■ **TASK PROMPT**
Each entry needs to be restated exactly as written.

>> START WORKING DATA

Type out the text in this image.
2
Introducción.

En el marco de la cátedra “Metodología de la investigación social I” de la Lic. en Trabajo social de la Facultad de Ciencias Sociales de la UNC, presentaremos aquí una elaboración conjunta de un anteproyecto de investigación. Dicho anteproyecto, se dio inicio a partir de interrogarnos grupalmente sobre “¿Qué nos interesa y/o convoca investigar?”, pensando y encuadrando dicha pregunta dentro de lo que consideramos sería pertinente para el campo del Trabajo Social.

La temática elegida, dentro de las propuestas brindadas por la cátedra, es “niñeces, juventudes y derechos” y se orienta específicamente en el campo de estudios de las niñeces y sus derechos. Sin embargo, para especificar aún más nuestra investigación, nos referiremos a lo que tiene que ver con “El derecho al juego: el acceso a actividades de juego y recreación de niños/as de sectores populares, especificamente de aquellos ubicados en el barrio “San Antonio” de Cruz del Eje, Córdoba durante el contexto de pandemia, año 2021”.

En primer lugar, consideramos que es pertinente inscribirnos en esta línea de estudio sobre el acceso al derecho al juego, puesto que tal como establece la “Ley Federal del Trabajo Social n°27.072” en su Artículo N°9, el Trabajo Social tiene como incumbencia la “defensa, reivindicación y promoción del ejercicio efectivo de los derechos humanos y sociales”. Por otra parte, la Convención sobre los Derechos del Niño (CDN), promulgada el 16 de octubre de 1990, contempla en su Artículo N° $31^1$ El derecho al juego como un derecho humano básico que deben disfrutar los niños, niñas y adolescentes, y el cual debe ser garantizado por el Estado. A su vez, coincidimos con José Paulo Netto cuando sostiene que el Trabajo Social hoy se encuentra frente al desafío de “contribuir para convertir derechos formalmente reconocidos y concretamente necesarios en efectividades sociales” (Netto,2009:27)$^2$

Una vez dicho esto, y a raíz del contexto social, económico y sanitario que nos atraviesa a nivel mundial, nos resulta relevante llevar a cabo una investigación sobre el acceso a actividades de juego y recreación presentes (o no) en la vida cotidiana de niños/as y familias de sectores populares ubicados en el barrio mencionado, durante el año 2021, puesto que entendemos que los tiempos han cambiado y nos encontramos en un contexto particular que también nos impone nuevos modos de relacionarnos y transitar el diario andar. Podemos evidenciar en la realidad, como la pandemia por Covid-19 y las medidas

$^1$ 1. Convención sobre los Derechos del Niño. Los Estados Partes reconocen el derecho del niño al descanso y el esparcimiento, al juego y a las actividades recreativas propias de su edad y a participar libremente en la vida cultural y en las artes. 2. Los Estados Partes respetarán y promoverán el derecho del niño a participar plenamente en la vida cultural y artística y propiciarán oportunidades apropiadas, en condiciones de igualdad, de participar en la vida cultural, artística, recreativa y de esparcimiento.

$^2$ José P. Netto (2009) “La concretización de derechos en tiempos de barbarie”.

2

>> END WORKING DATA

■ **COMPLETE ANSWER**
Type out the text in this image.
2
Introducción.

En el marco de la cátedra “Metodología de la investigación social I” de la Lic. en Trabajo social de la Facultad de Ciencias Sociales de la UNC, presentaremos aquí una elaboración conjunta de un anteproyecto de investigación. Dicho anteproyecto, se dio inicio a partir de interrogarnos grupalmente sobre “¿Qué nos interesa y/o convoca investigar?”, pensando y encuadrando dicha pregunta dentro de lo que consideramos sería pertinente para el campo del Trabajo Social.

La temática elegida, dentro de las propuestas brindadas por la cátedra, es “niñeces, juventudes y derechos” y se orienta específicamente en el campo de estudios de las niñeces y sus derechos. Sin embargo, para especificar aún más nuestra investigación, nos referiremos a lo que tiene que ver con “El derecho al juego: el acceso a actividades de juego y recreación de niños/as de sectores populares, especificamente de aquellos ubicados en el barrio “San Antonio” de Cruz del Eje, Córdoba durante el contexto de pandemia, año 2021”.

En primer lugar, consideramos que es pertinente inscribirnos en esta línea de estudio sobre el acceso al derecho al juego, puesto que tal como establece la “Ley Federal del Trabajo Social n°27.072” en su Artículo N°9, el Trabajo Social tiene como incumbencia la “defensa, reivindicación y promoción del ejercicio efectivo de los derechos humanos y sociales”. Por otra parte, la Convención sobre los Derechos del Niño (CDN), promulgada el 16 de octubre de 1990, contempla en su Artículo N° $31^1$ El derecho al juego como un derecho humano básico que deben disfrutar los niños, niñas y adolescentes, y el cual debe ser garantizado por el Estado. A su vez, coincidimos con José Paulo Netto cuando sostiene que el Trabajo Social hoy se encuentra frente al desafío de “contribuir para convertir derechos formalmente reconocidos y concretamente necesarios en efectividades sociales” (Netto,2009:27)$^2$

Una vez dicho esto, y a raíz del contexto social, económico y sanitario que nos atraviesa a nivel mundial, nos resulta relevante llevar a cabo una investigación sobre el acceso a actividades de juego y recreación presentes (o no) en la vida cotidiana de niños/as y familias de sectores populares ubicados en el barrio mencionado, durante el año 2021, puesto que entendemos que los tiempos han cambiado y nos encontramos en un contexto particular que también nos impone nuevos modos de relacionarnos y transitar el diario andar. Podemos evidenciar en la realidad, como la pandemia por Covid-19 y las medidas

$^1$ 1. Convención sobre los Derechos del Niño. Los Estados Partes reconocen el derecho del niño al descanso y el esparcimiento, al juego y a las actividades recreativas propias de su edad y a participar libremente en la vida cultural y en las artes. 2. Los Estados Partes respetarán y promoverán el derecho del niño a participar plenamente en la vida cultural y artística y propiciarán oportunidades apropiadas, en condiciones de igualdad, de participar en la vida cultural, artística, recreativa y de esparcimiento.

$^2$ José P. Netto (2009) “La concretización de derechos en tiempos de barbarie”.

2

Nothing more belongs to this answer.